══ Materials provided

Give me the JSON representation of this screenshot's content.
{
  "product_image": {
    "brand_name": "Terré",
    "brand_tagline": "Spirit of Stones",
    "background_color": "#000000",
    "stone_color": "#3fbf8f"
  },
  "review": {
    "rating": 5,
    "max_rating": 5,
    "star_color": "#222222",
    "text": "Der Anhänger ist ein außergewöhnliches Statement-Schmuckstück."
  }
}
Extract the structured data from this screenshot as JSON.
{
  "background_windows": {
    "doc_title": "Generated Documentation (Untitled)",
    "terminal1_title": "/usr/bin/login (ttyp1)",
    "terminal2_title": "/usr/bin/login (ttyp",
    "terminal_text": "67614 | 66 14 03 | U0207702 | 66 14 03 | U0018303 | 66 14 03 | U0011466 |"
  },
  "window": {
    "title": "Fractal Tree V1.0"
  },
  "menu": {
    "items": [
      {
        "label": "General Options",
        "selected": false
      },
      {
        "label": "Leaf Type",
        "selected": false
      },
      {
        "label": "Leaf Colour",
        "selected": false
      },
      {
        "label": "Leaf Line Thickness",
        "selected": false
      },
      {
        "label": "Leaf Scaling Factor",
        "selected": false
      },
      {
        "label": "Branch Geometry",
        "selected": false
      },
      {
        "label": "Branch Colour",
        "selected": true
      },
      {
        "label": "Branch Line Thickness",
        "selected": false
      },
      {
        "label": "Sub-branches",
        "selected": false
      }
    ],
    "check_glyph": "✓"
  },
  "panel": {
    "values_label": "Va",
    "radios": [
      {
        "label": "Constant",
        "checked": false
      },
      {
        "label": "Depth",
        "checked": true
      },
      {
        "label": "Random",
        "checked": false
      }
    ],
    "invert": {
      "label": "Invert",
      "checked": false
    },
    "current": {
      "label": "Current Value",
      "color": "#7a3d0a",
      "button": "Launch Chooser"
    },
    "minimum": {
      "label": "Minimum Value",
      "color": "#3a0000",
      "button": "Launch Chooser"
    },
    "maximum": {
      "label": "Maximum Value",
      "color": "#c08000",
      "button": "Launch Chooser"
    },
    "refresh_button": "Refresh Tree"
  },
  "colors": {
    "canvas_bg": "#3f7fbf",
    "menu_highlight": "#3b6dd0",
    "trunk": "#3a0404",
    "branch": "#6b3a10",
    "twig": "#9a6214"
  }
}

════

▸ Required task
Take the entries and copy them out exactly.

▸ Result of this task
Give me the JSON representation of this screenshot's content.
{
  "product_image": {
    "brand_name": "Terré",
    "brand_tagline": "Spirit of Stones",
    "background_color": "#000000",
    "stone_color": "#3fbf8f"
  },
  "review": {
    "rating": 5,
    "max_rating": 5,
    "star_color": "#222222",
    "text": "Der Anhänger ist ein außergewöhnliches Statement-Schmuckstück."
  }
}
Extract the structured data from this screenshot as JSON.
{
  "background_windows": {
    "doc_title": "Generated Documentation (Untitled)",
    "terminal1_title": "/usr/bin/login (ttyp1)",
    "terminal2_title": "/usr/bin/login (ttyp",
    "terminal_text": "67614 | 66 14 03 | U0207702 | 66 14 03 | U0018303 | 66 14 03 | U0011466 |"
  },
  "window": {
    "title": "Fractal Tree V1.0"
  },
  "menu": {
    "items": [
      {
        "label": "General Options",
        "selected": false
      },
      {
        "label": "Leaf Type",
        "selected": false
      },
      {
        "label": "Leaf Colour",
        "selected": false
      },
      {
        "label": "Leaf Line Thickness",
        "selected": false
      },
      {
        "label": "Leaf Scaling Factor",
        "selected": false
      },
      {
        "label": "Branch Geometry",
        "selected": false
      },
      {
        "label": "Branch Colour",
        "selected": true
      },
      {
        "label": "Branch Line Thickness",
        "selected": false
      },
      {
        "label": "Sub-branches",
        "selected": false
      }
    ],
    "check_glyph": "✓"
  },
  "panel": {
    "values_label": "Va",
    "radios": [
      {
        "label": "Constant",
        "checked": false
      },
      {
        "label": "Depth",
        "checked": true
      },
      {
        "label": "Random",
        "checked": false
      }
    ],
    "invert": {
      "label": "Invert",
      "checked": false
    },
    "current": {
      "label": "Current Value",
      "color": "#7a3d0a",
      "button": "Launch Chooser"
    },
    "minimum": {
      "label": "Minimum Value",
      "color": "#3a0000",
      "button": "Launch Chooser"
    },
    "maximum": {
      "label": "Maximum Value",
      "color": "#c08000",
      "button": "Launch Chooser"
    },
    "refresh_button": "Refresh Tree"
  },
  "colors": {
    "canvas_bg": "#3f7fbf",
    "menu_highlight": "#3b6dd0",
    "trunk": "#3a0404",
    "branch": "#6b3a10",
    "twig": "#9a6214"
  }
}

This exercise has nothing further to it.